--- Start of RECORDS PROVIDED ---
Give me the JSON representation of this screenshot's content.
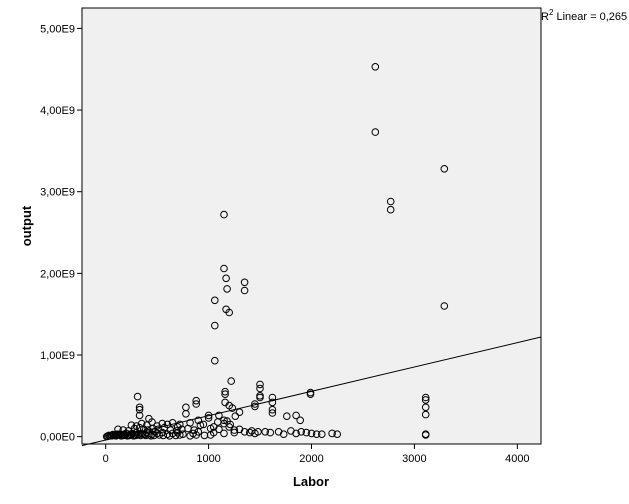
{
  "chart_data": {
    "type": "scatter",
    "xlabel": "Labor",
    "ylabel": "output",
    "xlim": [
      -230,
      4230
    ],
    "ylim": [
      -90000000,
      5250000000
    ],
    "x_ticks": [
      {
        "value": 0,
        "label": "0"
      },
      {
        "value": 1000,
        "label": "1000"
      },
      {
        "value": 2000,
        "label": "2000"
      },
      {
        "value": 3000,
        "label": "3000"
      },
      {
        "value": 4000,
        "label": "4000"
      }
    ],
    "y_ticks": [
      {
        "value": 0,
        "label": "0,00E0"
      },
      {
        "value": 1000000000,
        "label": "1,00E9"
      },
      {
        "value": 2000000000,
        "label": "2,00E9"
      },
      {
        "value": 3000000000,
        "label": "3,00E9"
      },
      {
        "value": 4000000000,
        "label": "4,00E9"
      },
      {
        "value": 5000000000,
        "label": "5,00E9"
      }
    ],
    "fit_line": {
      "label": "Linear",
      "r2_label": "R",
      "r2_exponent": "2",
      "r2_text": " Linear = 0,265",
      "points": [
        [
          -230,
          -110000000
        ],
        [
          4230,
          1220000000
        ]
      ]
    },
    "grid": false,
    "plot_background": "#f0f0f0",
    "marker_color": "#000000",
    "points": [
      [
        2620,
        4530000000
      ],
      [
        2620,
        3730000000
      ],
      [
        3290,
        3280000000
      ],
      [
        2770,
        2880000000
      ],
      [
        2770,
        2780000000
      ],
      [
        3290,
        1600000000
      ],
      [
        1150,
        2720000000
      ],
      [
        1150,
        2060000000
      ],
      [
        1170,
        1940000000
      ],
      [
        1180,
        1810000000
      ],
      [
        1350,
        1890000000
      ],
      [
        1350,
        1790000000
      ],
      [
        1060,
        1670000000
      ],
      [
        1170,
        1560000000
      ],
      [
        1200,
        1520000000
      ],
      [
        1060,
        1360000000
      ],
      [
        1060,
        930000000
      ],
      [
        1220,
        680000000
      ],
      [
        1500,
        640000000
      ],
      [
        1500,
        590000000
      ],
      [
        1990,
        540000000
      ],
      [
        1990,
        520000000
      ],
      [
        3110,
        480000000
      ],
      [
        3110,
        450000000
      ],
      [
        3110,
        360000000
      ],
      [
        3110,
        270000000
      ],
      [
        3110,
        30000000
      ],
      [
        3110,
        20000000
      ],
      [
        310,
        490000000
      ],
      [
        880,
        440000000
      ],
      [
        880,
        400000000
      ],
      [
        780,
        360000000
      ],
      [
        780,
        280000000
      ],
      [
        330,
        360000000
      ],
      [
        330,
        330000000
      ],
      [
        330,
        260000000
      ],
      [
        1160,
        550000000
      ],
      [
        1160,
        520000000
      ],
      [
        1160,
        420000000
      ],
      [
        1200,
        380000000
      ],
      [
        1230,
        350000000
      ],
      [
        1300,
        300000000
      ],
      [
        1450,
        400000000
      ],
      [
        1450,
        370000000
      ],
      [
        1500,
        500000000
      ],
      [
        1500,
        480000000
      ],
      [
        1620,
        480000000
      ],
      [
        1620,
        420000000
      ],
      [
        1620,
        330000000
      ],
      [
        1620,
        290000000
      ],
      [
        1760,
        250000000
      ],
      [
        1850,
        260000000
      ],
      [
        1890,
        200000000
      ],
      [
        1000,
        260000000
      ],
      [
        1000,
        230000000
      ],
      [
        1100,
        260000000
      ],
      [
        1150,
        200000000
      ],
      [
        1150,
        160000000
      ],
      [
        1200,
        120000000
      ],
      [
        900,
        200000000
      ],
      [
        950,
        150000000
      ],
      [
        420,
        220000000
      ],
      [
        450,
        180000000
      ],
      [
        600,
        150000000
      ],
      [
        700,
        120000000
      ],
      [
        1050,
        120000000
      ],
      [
        1100,
        90000000
      ],
      [
        1250,
        80000000
      ],
      [
        1300,
        90000000
      ],
      [
        1350,
        60000000
      ],
      [
        1400,
        50000000
      ],
      [
        1450,
        40000000
      ],
      [
        1550,
        60000000
      ],
      [
        1600,
        50000000
      ],
      [
        1680,
        60000000
      ],
      [
        1730,
        30000000
      ],
      [
        1800,
        70000000
      ],
      [
        1850,
        40000000
      ],
      [
        1900,
        60000000
      ],
      [
        1950,
        50000000
      ],
      [
        2000,
        40000000
      ],
      [
        2050,
        30000000
      ],
      [
        2100,
        30000000
      ],
      [
        2200,
        40000000
      ],
      [
        2250,
        30000000
      ],
      [
        1480,
        60000000
      ],
      [
        1420,
        70000000
      ],
      [
        1250,
        50000000
      ],
      [
        1150,
        40000000
      ],
      [
        1050,
        50000000
      ],
      [
        900,
        60000000
      ],
      [
        850,
        40000000
      ],
      [
        750,
        30000000
      ],
      [
        700,
        50000000
      ],
      [
        650,
        40000000
      ],
      [
        600,
        30000000
      ],
      [
        550,
        50000000
      ],
      [
        500,
        40000000
      ],
      [
        480,
        60000000
      ],
      [
        450,
        30000000
      ],
      [
        400,
        50000000
      ],
      [
        380,
        30000000
      ],
      [
        350,
        40000000
      ],
      [
        320,
        30000000
      ],
      [
        300,
        50000000
      ],
      [
        280,
        20000000
      ],
      [
        260,
        40000000
      ],
      [
        240,
        30000000
      ],
      [
        220,
        20000000
      ],
      [
        200,
        40000000
      ],
      [
        180,
        30000000
      ],
      [
        160,
        20000000
      ],
      [
        140,
        30000000
      ],
      [
        120,
        20000000
      ],
      [
        100,
        10000000
      ],
      [
        80,
        20000000
      ],
      [
        60,
        10000000
      ],
      [
        40,
        10000000
      ],
      [
        20,
        5000000
      ],
      [
        10,
        2000000
      ],
      [
        30,
        15000000
      ],
      [
        50,
        12000000
      ],
      [
        70,
        25000000
      ],
      [
        90,
        15000000
      ],
      [
        110,
        30000000
      ],
      [
        130,
        25000000
      ],
      [
        150,
        10000000
      ],
      [
        170,
        15000000
      ],
      [
        190,
        20000000
      ],
      [
        210,
        10000000
      ],
      [
        230,
        15000000
      ],
      [
        250,
        25000000
      ],
      [
        270,
        10000000
      ],
      [
        290,
        15000000
      ],
      [
        310,
        20000000
      ],
      [
        340,
        15000000
      ],
      [
        360,
        25000000
      ],
      [
        390,
        15000000
      ],
      [
        420,
        20000000
      ],
      [
        440,
        10000000
      ],
      [
        470,
        15000000
      ],
      [
        520,
        20000000
      ],
      [
        560,
        15000000
      ],
      [
        620,
        10000000
      ],
      [
        680,
        15000000
      ],
      [
        720,
        20000000
      ],
      [
        820,
        10000000
      ],
      [
        880,
        20000000
      ],
      [
        960,
        15000000
      ],
      [
        1020,
        20000000
      ],
      [
        120,
        90000000
      ],
      [
        170,
        80000000
      ],
      [
        220,
        70000000
      ],
      [
        280,
        100000000
      ],
      [
        330,
        110000000
      ],
      [
        370,
        90000000
      ],
      [
        410,
        80000000
      ],
      [
        460,
        100000000
      ],
      [
        510,
        90000000
      ],
      [
        570,
        110000000
      ],
      [
        630,
        80000000
      ],
      [
        690,
        70000000
      ],
      [
        740,
        90000000
      ],
      [
        800,
        100000000
      ],
      [
        860,
        80000000
      ],
      [
        250,
        140000000
      ],
      [
        300,
        130000000
      ],
      [
        350,
        160000000
      ],
      [
        400,
        140000000
      ],
      [
        500,
        130000000
      ],
      [
        550,
        160000000
      ],
      [
        650,
        170000000
      ],
      [
        720,
        150000000
      ],
      [
        820,
        170000000
      ],
      [
        920,
        140000000
      ],
      [
        1090,
        180000000
      ],
      [
        1180,
        190000000
      ],
      [
        1260,
        250000000
      ],
      [
        1020,
        100000000
      ],
      [
        1210,
        150000000
      ]
    ]
  }
}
--- End of RECORDS PROVIDED ---
_WHAT IS BEING ASKED_:
Return the lines of the records that include the string "value".

_RESULT OF THE EXERCISE_:
        "value": 0,
        "value": 1000,
        "value": 2000,
        "value": 3000,
        "value": 4000,
        "value": 0,
        "value": 1000000000,
        "value": 2000000000,
        "value": 3000000000,
        "value": 4000000000,
        "value": 5000000000,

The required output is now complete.